Keyword search on "Bacterial": report each line of the records that contains it.
*** Opening Data in this exercise ***
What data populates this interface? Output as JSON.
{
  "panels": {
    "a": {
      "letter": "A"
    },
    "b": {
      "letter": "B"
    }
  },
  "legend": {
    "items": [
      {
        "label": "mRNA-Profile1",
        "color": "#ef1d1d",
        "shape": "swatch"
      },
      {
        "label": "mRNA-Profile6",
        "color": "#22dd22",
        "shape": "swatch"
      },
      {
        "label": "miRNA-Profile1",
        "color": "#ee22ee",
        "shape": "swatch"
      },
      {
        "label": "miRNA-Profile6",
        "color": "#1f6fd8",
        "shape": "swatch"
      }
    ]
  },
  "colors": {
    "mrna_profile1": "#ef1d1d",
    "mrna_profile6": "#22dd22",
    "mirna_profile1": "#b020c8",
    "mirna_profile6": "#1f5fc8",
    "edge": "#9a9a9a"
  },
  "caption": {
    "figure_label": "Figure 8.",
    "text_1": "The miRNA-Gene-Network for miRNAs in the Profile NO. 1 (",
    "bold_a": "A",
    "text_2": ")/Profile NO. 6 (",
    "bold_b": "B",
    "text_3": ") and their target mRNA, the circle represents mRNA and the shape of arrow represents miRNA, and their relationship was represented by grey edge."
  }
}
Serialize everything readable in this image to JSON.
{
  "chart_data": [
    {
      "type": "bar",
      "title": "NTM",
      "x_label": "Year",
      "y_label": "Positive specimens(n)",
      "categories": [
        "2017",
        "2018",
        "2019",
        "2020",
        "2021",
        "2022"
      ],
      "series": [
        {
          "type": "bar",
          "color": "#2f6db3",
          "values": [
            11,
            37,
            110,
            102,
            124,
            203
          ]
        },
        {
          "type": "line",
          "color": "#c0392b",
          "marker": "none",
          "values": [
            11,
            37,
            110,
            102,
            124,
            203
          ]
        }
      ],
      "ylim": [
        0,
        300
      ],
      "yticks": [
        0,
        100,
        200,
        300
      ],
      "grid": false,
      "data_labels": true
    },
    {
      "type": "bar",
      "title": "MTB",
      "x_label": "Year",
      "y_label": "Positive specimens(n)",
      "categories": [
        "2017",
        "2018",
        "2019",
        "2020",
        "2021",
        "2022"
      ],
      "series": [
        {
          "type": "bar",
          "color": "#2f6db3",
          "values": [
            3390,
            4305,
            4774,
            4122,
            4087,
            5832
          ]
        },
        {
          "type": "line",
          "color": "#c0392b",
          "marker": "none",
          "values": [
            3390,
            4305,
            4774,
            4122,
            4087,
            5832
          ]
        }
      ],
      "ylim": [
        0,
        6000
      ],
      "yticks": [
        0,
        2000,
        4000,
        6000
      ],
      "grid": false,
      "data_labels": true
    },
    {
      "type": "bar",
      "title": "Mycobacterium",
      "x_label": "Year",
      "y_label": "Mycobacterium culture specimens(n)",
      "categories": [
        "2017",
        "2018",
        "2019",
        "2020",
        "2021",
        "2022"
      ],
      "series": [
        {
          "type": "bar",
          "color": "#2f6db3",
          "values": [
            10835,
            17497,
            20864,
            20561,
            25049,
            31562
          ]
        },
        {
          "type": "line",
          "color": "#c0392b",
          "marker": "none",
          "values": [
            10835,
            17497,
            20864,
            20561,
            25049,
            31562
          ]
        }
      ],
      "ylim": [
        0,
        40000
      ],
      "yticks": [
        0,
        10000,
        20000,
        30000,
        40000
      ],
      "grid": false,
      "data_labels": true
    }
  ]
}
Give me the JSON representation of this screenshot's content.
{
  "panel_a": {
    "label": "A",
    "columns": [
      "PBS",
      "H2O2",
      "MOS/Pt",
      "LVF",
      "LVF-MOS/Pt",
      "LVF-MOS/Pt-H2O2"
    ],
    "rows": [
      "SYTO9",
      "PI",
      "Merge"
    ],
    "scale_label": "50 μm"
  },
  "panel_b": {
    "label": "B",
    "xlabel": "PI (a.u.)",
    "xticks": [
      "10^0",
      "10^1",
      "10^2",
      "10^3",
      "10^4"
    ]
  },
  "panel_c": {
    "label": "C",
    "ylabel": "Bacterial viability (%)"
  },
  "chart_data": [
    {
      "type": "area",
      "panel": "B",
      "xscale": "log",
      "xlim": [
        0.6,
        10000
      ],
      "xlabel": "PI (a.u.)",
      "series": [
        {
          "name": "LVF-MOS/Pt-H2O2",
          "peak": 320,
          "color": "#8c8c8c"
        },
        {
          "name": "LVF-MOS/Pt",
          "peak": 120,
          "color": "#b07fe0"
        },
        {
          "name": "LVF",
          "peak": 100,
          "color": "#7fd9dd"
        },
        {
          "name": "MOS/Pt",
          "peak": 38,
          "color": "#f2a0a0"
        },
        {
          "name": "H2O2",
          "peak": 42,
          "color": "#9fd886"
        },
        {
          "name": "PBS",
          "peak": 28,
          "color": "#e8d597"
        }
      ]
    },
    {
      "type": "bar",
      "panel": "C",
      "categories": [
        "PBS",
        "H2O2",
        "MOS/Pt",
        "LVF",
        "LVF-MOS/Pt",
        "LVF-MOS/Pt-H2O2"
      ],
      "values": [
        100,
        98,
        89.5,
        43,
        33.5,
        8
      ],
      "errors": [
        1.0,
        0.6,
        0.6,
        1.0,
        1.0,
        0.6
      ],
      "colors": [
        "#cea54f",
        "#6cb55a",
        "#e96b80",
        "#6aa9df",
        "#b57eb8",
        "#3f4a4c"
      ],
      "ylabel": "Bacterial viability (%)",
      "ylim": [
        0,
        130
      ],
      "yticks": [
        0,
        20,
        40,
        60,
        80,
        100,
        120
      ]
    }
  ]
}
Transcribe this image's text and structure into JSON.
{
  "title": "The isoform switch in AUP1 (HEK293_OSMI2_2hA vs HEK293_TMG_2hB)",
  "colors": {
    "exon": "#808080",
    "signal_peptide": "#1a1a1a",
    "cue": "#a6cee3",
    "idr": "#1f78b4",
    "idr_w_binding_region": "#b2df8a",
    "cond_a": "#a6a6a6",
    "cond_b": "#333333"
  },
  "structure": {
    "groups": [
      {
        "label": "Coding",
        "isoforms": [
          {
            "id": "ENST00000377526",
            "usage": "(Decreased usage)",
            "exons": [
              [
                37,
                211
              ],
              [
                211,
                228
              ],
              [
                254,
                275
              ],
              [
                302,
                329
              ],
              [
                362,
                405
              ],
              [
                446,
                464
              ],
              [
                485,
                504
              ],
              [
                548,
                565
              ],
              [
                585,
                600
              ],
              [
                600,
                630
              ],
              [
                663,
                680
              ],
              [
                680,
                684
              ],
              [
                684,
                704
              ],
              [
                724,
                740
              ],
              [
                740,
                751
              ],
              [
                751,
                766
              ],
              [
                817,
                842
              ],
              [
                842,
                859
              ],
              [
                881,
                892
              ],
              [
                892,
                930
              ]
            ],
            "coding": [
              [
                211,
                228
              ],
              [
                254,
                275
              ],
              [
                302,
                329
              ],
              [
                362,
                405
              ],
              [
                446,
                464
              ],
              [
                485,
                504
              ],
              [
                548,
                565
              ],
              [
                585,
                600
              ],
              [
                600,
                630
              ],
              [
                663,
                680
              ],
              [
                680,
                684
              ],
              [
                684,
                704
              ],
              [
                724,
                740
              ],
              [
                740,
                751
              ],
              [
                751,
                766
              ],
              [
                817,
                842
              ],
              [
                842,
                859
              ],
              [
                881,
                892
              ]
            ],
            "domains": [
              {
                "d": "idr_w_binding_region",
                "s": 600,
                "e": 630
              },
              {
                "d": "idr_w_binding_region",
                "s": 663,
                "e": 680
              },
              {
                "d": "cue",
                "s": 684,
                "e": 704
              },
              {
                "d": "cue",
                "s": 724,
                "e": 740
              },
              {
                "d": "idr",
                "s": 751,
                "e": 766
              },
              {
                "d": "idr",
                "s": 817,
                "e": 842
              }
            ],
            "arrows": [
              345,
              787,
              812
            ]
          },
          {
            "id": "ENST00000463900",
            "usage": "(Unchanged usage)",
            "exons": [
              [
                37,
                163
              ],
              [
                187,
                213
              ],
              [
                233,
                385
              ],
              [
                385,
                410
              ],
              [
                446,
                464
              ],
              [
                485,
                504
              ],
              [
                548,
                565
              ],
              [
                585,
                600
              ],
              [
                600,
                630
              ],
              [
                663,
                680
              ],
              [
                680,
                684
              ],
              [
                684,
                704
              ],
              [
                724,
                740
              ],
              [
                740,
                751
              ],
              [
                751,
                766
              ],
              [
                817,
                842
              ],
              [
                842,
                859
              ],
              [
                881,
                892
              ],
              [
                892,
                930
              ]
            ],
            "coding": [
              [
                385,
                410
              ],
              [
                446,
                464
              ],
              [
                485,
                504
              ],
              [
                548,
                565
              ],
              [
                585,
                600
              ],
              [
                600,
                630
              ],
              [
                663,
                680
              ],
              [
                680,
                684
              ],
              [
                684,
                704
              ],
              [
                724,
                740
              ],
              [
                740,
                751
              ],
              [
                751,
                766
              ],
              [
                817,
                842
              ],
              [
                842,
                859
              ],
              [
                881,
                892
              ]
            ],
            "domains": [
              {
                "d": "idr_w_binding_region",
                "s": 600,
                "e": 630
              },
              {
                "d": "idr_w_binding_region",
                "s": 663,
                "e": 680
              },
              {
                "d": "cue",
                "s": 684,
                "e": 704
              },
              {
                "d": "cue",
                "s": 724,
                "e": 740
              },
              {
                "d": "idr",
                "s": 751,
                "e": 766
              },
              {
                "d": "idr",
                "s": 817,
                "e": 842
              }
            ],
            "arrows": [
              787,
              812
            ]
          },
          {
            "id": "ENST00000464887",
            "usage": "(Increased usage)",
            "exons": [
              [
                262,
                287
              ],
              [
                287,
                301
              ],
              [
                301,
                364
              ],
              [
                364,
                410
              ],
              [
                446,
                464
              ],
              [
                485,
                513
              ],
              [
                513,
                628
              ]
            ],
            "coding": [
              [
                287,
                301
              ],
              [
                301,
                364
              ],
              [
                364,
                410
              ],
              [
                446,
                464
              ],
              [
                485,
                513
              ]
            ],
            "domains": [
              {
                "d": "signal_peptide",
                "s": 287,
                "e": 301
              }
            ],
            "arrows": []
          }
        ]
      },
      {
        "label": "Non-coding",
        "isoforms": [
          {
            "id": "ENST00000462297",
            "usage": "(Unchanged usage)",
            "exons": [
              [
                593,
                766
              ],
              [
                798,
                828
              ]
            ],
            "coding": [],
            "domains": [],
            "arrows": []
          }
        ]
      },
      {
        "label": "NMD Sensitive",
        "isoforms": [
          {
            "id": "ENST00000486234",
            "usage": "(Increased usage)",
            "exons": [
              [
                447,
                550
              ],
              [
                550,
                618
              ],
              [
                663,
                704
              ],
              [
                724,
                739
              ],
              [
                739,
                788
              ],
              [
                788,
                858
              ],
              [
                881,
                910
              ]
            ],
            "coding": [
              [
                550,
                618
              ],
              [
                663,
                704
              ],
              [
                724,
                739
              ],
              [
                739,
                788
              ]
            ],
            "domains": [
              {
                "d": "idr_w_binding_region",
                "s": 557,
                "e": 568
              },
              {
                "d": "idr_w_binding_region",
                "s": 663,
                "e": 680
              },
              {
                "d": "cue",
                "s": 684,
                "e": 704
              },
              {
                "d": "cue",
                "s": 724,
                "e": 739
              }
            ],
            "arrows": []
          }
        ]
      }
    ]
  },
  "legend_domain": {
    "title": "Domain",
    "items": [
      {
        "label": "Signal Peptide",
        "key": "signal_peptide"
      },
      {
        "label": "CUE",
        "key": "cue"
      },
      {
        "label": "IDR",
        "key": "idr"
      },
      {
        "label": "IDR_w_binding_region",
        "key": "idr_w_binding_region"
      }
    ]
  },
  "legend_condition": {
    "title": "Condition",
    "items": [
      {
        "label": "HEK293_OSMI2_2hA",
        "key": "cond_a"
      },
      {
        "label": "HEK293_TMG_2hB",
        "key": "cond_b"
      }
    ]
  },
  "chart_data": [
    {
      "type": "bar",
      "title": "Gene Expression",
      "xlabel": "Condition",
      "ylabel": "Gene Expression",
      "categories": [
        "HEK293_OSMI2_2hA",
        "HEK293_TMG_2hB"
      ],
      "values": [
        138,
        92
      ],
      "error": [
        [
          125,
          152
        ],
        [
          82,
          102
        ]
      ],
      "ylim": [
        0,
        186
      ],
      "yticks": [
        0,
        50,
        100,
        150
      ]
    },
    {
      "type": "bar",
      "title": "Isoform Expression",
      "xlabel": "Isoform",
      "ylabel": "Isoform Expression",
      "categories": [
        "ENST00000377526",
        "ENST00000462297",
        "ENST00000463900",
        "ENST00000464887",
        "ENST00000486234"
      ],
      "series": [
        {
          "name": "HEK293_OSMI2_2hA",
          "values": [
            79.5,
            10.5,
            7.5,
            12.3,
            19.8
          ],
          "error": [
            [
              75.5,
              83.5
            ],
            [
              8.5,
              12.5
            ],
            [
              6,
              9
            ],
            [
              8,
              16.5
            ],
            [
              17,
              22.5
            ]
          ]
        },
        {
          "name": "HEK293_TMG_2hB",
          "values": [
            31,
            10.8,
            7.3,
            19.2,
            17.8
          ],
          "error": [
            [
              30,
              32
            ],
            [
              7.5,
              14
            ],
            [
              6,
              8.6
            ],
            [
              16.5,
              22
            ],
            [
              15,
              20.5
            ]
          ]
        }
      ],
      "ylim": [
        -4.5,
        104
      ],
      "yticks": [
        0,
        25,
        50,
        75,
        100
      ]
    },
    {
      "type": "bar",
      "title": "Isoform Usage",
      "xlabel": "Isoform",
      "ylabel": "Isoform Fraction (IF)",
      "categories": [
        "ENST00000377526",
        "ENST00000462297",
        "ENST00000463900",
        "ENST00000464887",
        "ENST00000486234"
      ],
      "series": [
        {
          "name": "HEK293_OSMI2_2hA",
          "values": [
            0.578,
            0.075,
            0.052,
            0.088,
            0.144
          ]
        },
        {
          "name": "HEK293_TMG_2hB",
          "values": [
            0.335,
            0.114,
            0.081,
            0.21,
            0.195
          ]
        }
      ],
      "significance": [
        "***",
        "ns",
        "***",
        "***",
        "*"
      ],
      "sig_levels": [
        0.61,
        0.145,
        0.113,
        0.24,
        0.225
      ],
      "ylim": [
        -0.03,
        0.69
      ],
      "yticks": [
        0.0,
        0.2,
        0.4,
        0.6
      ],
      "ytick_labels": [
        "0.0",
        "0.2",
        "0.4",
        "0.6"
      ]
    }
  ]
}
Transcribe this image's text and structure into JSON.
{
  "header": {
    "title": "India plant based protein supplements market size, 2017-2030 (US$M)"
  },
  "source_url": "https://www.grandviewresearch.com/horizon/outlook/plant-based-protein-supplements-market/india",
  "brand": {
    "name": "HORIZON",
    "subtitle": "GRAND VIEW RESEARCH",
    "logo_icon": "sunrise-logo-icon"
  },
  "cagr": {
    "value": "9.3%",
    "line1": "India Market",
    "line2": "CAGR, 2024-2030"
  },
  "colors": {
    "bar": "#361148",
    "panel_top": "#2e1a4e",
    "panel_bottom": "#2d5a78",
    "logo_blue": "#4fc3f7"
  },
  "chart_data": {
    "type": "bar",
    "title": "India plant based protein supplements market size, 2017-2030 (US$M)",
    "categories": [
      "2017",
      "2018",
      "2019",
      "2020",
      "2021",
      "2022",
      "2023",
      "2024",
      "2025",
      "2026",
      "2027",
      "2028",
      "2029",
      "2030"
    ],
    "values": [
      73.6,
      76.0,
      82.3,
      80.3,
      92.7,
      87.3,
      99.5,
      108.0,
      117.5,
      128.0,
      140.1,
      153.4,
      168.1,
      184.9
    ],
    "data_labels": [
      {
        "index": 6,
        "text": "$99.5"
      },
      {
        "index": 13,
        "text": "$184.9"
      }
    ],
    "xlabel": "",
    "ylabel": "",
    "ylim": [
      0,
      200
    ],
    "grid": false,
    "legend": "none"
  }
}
*** Closing Data in this exercise ***
• **Solved problem**:
    "ylabel": "Bacterial viability (%)"
      "ylabel": "Bacterial viability (%)",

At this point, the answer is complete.